Quoted text »
------

His best-known piece was the instrumental Angi, which became the signature tune of every aspiring finger-picking guitarist in the 1960s. A famous maverick who was always two steps ahead of the pack, he eclectically mixed traditional English folk songs with blues and jazz and travelled to North Africa and the Near East, where he absorbed Arabic and other influences, adding them to his guitar repertoire long before anyone had invented the term “world music”.
Although he was so strongly influential, his refusal to stick to one style contributed to his failure to enjoy much mainstream success, and in the 1970s he disappeared from view. Rather like Peter Green, the talented but troubled guitarist from Fleetwood Mac, who fell off the radar around the same time, he suffered from personal problems and became “a casualty of too much self-indulgence,” as he put it some years later. Motivated by his own unhappy experiences, he went on to work for various mental health charities and was for some years on the executive council of Mind.
Like Green, he returned to performing later in life, but although his last concerts were nostalgic occasions he never quite recaptured his early virtuosity, and there was something wistful in the way he would tell his audiences, “I’m a bit slower than before.”
David Michael Gordon Graham was born in 1940 in Hinckley, Leicestershire. His Guyanan mother taught him French, and his Scottish father spoke Gaelic to him. He began playing harmonica and piano as a child. Although he never had formal music lessons, he could, he claimed, “remember almost anything that I’d heard”, and by 12 he had graduated to the guitar.

------

Entries provided »
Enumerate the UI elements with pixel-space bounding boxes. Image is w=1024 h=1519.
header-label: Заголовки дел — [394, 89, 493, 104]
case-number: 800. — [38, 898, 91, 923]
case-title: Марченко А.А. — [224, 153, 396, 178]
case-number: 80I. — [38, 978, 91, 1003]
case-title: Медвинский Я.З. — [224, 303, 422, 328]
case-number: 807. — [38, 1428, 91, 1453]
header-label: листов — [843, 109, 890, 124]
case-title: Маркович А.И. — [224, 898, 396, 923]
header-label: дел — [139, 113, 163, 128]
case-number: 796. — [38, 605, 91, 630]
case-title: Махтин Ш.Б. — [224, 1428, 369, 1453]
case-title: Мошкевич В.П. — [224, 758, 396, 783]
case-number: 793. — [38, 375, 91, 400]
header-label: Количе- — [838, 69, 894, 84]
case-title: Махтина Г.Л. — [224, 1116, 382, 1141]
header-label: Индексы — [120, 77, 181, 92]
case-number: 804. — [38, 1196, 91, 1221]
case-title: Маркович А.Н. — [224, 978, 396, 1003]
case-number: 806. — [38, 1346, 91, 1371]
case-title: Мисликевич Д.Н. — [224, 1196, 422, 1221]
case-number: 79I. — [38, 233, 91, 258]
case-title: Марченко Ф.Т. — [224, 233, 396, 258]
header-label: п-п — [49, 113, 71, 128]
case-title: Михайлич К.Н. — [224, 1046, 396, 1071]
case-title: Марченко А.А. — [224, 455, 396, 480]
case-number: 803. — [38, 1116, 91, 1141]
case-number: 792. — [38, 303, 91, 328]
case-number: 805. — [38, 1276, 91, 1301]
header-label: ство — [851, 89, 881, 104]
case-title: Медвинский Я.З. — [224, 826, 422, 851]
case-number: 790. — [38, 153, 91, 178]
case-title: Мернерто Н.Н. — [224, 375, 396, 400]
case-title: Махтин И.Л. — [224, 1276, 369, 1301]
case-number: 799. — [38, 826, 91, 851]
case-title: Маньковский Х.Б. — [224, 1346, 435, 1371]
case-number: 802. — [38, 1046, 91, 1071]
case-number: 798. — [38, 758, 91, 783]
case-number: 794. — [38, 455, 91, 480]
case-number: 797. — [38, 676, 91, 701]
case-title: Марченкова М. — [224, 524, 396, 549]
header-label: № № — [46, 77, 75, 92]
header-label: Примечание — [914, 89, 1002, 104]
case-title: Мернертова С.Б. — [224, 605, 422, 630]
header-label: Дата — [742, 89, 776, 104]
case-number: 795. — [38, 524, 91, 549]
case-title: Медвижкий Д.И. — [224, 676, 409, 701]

------

Given request A »
Copy out the passage from the guitarist's biography above, beginning at the words "Although he was" and stopping after "council of Mind.", keeping every word and mark unchanged.
Given request B »
Carry the guitarist's biography above further, picking up right after its final sentence.

Answer A »
Although he was so strongly influential, his refusal to stick to one style contributed to his failure to enjoy much mainstream success, and in the 1970s he disappeared from view. Rather like Peter Green, the talented but troubled guitarist from Fleetwood Mac, who fell off the radar around the same time, he suffered from personal problems and became “a casualty of too much self-indulgence,” as he put it some years later. Motivated by his own unhappy experiences, he went on to work for various mental health charities and was for some years on the executive council of Mind.

Answer B »
Inspired by the pioneering British folk guitarist Steve Benbow as well as recordings by US acoustic blues performers such as Big Bill Broonzy, he first came to wider attention as a guitarist when in 1959 he was seen playing Cry Me A River on the BBC’s Monitor arts programmes, in a film directed by Ken Russell.
Shortly afterwards he wrote the instrumental Angi, dedicated to his then girlfriend, although there is some controversy over the tune’s origin. In the early 1960s he was part of a coterie of young acoustic guitarists who met at the Gyre and Gimble coffee shop in John Adams Street, Charing Cross, to play together and swap tunes. One of them, Sydney Katzenell, has suggested that Graham developed and polished Angi from one of his pieces, although the claim has never been verified. Whatever the truth, such borrowing and adaptation have long been accepted practice in the folk world, and Graham — billed at the time as Davie rather than Davey which he adopted later — was the first to record the tune in early 1962 on the EP 3/4 AD, recorded with Alexis Korner.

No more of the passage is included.